Prompt:
Which lines in the records below contain the word "name"? Copy each of them.

Dataset listings of figures
________________________________________
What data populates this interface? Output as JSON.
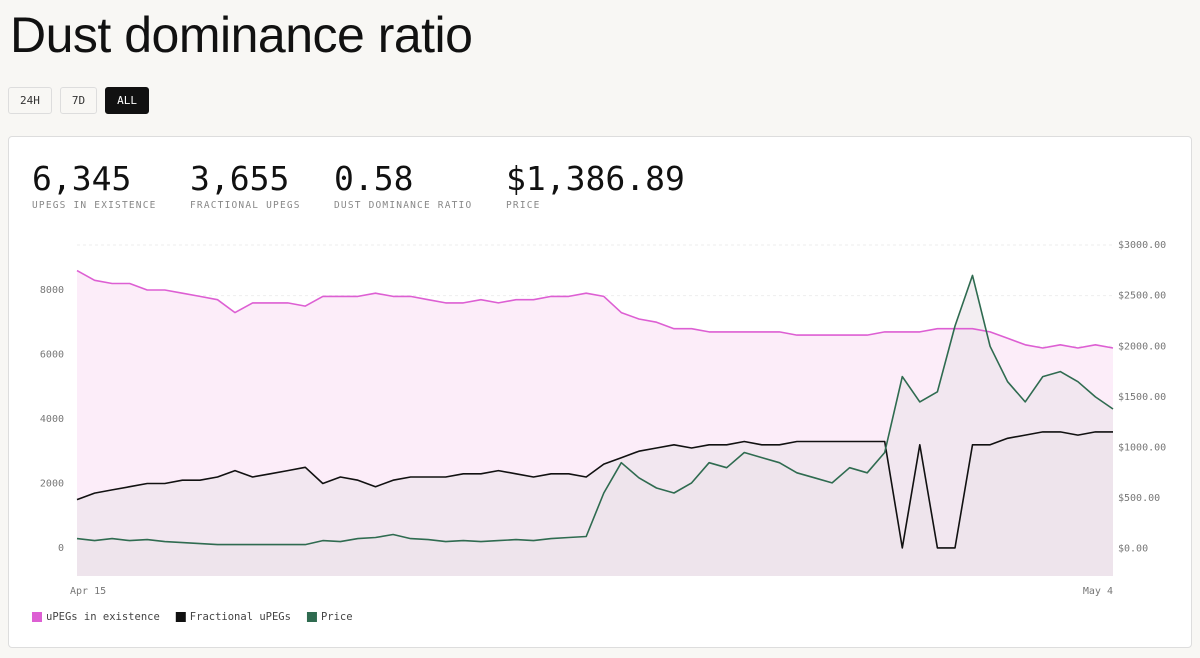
{
  "header": {
    "title": "Dust dominance ratio",
    "range_buttons": [
      {
        "label": "24H"
      },
      {
        "label": "7D"
      },
      {
        "label": "ALL",
        "selected": true
      }
    ]
  },
  "stats": [
    {
      "value": "6,345",
      "label": "UPEGS IN EXISTENCE"
    },
    {
      "value": "3,655",
      "label": "FRACTIONAL UPEGS"
    },
    {
      "value": "0.58",
      "label": "DUST DOMINANCE RATIO"
    },
    {
      "value": "$1,386.89",
      "label": "PRICE"
    }
  ],
  "chart_data": {
    "type": "line",
    "categories": [
      "Apr 15",
      null,
      null,
      null,
      null,
      null,
      null,
      null,
      null,
      null,
      null,
      null,
      null,
      null,
      null,
      null,
      null,
      null,
      null,
      null,
      null,
      null,
      null,
      null,
      null,
      null,
      null,
      null,
      null,
      null,
      null,
      null,
      null,
      null,
      null,
      null,
      null,
      null,
      null,
      null,
      null,
      null,
      null,
      null,
      null,
      null,
      null,
      null,
      null,
      null,
      null,
      null,
      null,
      null,
      null,
      null,
      null,
      null,
      null,
      "May 4"
    ],
    "series": [
      {
        "name": "uPEGs in existence",
        "color": "#dd5fd3",
        "area": "#fcedf9",
        "values": [
          8600,
          8300,
          8200,
          8200,
          8000,
          8000,
          7900,
          7800,
          7700,
          7300,
          7600,
          7600,
          7600,
          7500,
          7800,
          7800,
          7800,
          7900,
          7800,
          7800,
          7700,
          7600,
          7600,
          7700,
          7600,
          7700,
          7700,
          7800,
          7800,
          7900,
          7800,
          7300,
          7100,
          7000,
          6800,
          6800,
          6700,
          6700,
          6700,
          6700,
          6700,
          6600,
          6600,
          6600,
          6600,
          6600,
          6700,
          6700,
          6700,
          6800,
          6800,
          6800,
          6700,
          6500,
          6300,
          6200,
          6300,
          6200,
          6300,
          6200
        ]
      },
      {
        "name": "Fractional uPEGs",
        "color": "#111111",
        "area": "#ebe2e9",
        "values": [
          1500,
          1700,
          1800,
          1900,
          2000,
          2000,
          2100,
          2100,
          2200,
          2400,
          2200,
          2300,
          2400,
          2500,
          2000,
          2200,
          2100,
          1900,
          2100,
          2200,
          2200,
          2200,
          2300,
          2300,
          2400,
          2300,
          2200,
          2300,
          2300,
          2200,
          2600,
          2800,
          3000,
          3100,
          3200,
          3100,
          3200,
          3200,
          3300,
          3200,
          3200,
          3300,
          3300,
          3300,
          3300,
          3300,
          3300,
          0,
          3200,
          0,
          0,
          3200,
          3200,
          3400,
          3500,
          3600,
          3600,
          3500,
          3600,
          3600
        ]
      },
      {
        "name": "Price",
        "color": "#2f6b50",
        "area": "#ebe2e9",
        "axis": "y2",
        "values": [
          100,
          80,
          100,
          80,
          90,
          70,
          60,
          50,
          40,
          40,
          40,
          40,
          40,
          40,
          80,
          70,
          100,
          110,
          140,
          100,
          90,
          70,
          80,
          70,
          80,
          90,
          80,
          100,
          110,
          120,
          550,
          850,
          700,
          600,
          550,
          650,
          850,
          800,
          950,
          900,
          850,
          750,
          700,
          650,
          800,
          750,
          950,
          1700,
          1450,
          1550,
          2200,
          2700,
          2000,
          1650,
          1450,
          1700,
          1750,
          1650,
          1500,
          1380
        ]
      }
    ],
    "ylim": [
      -870,
      9550
    ],
    "yticks": [
      0,
      2000,
      4000,
      6000,
      8000
    ],
    "y2lim": [
      -270,
      3050
    ],
    "y2ticks": [
      {
        "value": 0,
        "label": "$0.00"
      },
      {
        "value": 500,
        "label": "$500.00"
      },
      {
        "value": 1000,
        "label": "$1000.00"
      },
      {
        "value": 1500,
        "label": "$1500.00"
      },
      {
        "value": 2000,
        "label": "$2000.00"
      },
      {
        "value": 2500,
        "label": "$2500.00"
      },
      {
        "value": 3000,
        "label": "$3000.00"
      }
    ],
    "grid": true,
    "legend": "bottom-left"
  }
}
________________________________________
Exercise solution:
        "name": "uPEGs in existence",
        "name": "Fractional uPEGs",
        "name": "Price",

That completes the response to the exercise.